**The exercise:** Wherever the string "highlight" appears in the listing, copy that line.
--- Material for the task ---
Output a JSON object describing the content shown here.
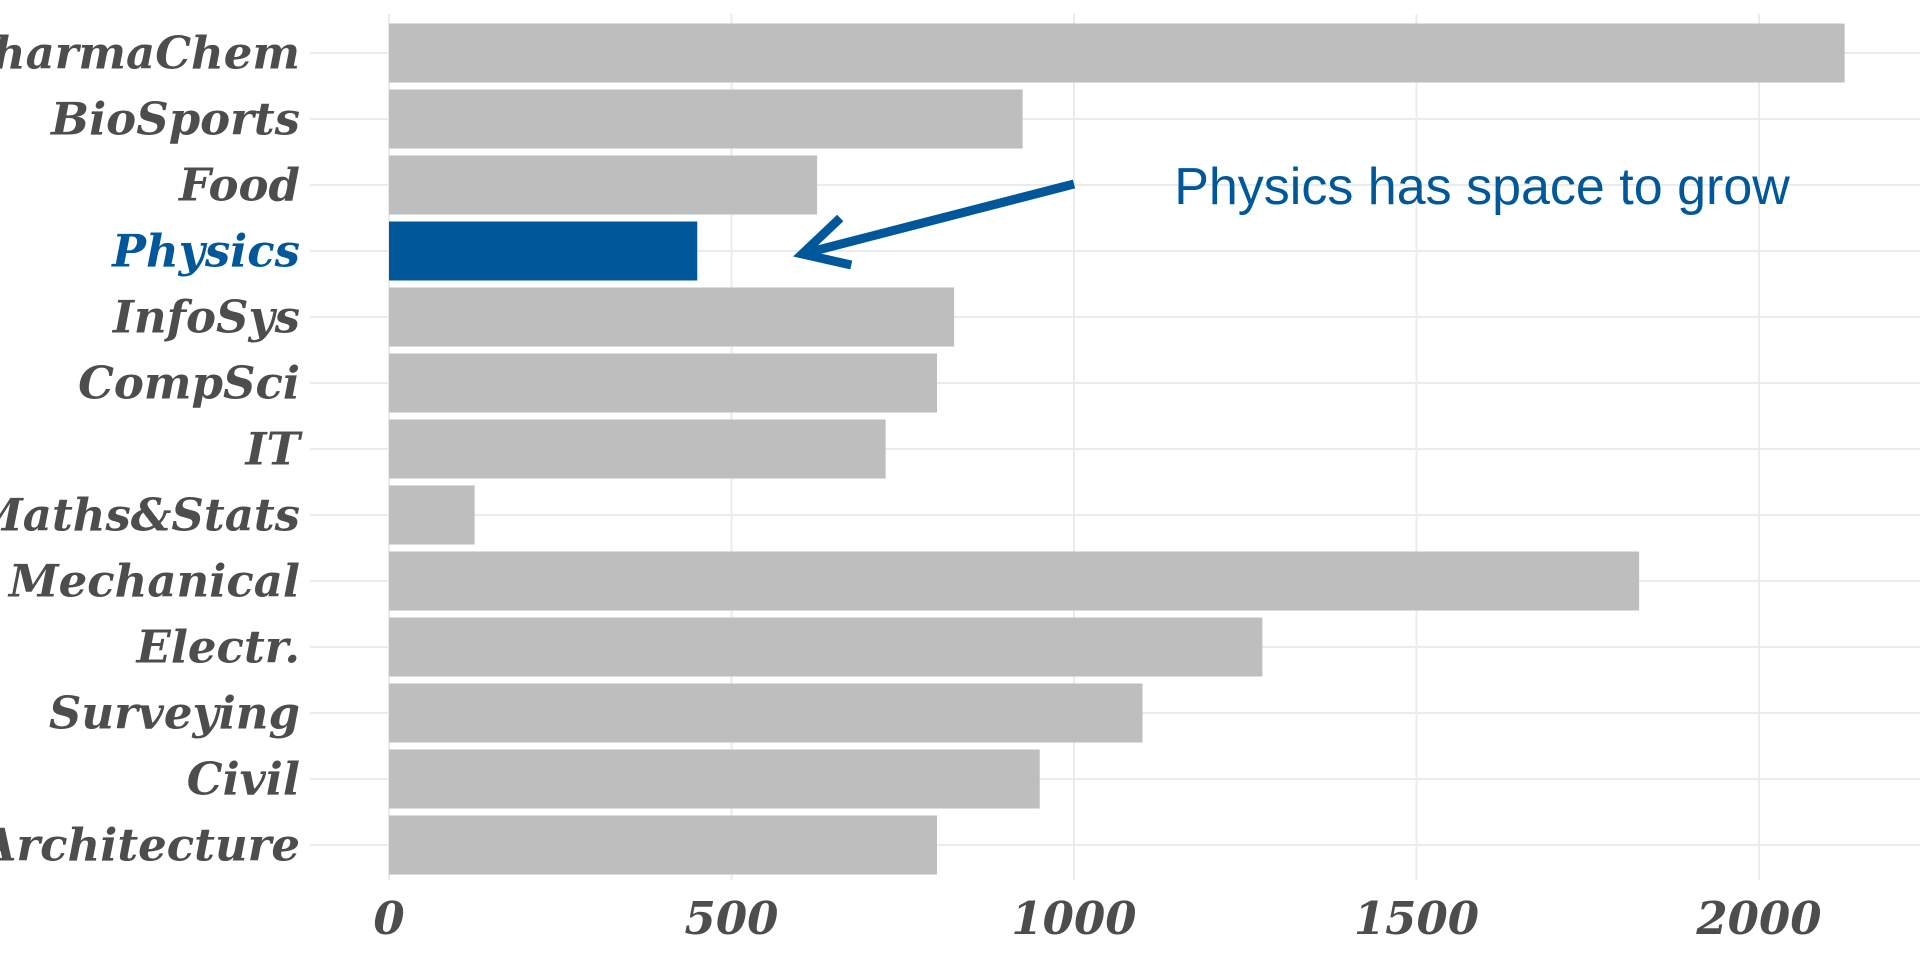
{
  "chart_data": {
    "type": "bar",
    "orientation": "horizontal",
    "categories": [
      "PharmaChem",
      "BioSports",
      "Food",
      "Physics",
      "InfoSys",
      "CompSci",
      "IT",
      "Maths&Stats",
      "Mechanical",
      "Electr.",
      "Surveying",
      "Civil",
      "Architecture"
    ],
    "values": [
      2125,
      925,
      625,
      450,
      825,
      800,
      725,
      125,
      1825,
      1275,
      1100,
      950,
      800
    ],
    "highlight": "Physics",
    "xlim": [
      0,
      2250
    ],
    "x_ticks": [
      0,
      500,
      1000,
      1500,
      2000
    ],
    "x_tick_labels": [
      "0",
      "500",
      "1000",
      "1500",
      "2000"
    ],
    "grid": true,
    "annotation": {
      "text": "Physics has space to grow",
      "target": "Physics"
    },
    "colors": {
      "bar": "#bebebe",
      "highlight": "#00589b",
      "label": "#4d4d4d",
      "grid": "#ebebeb"
    }
  }
}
---
**Exercise solution:**
    "highlight": "Physics",
      "highlight": "#00589b",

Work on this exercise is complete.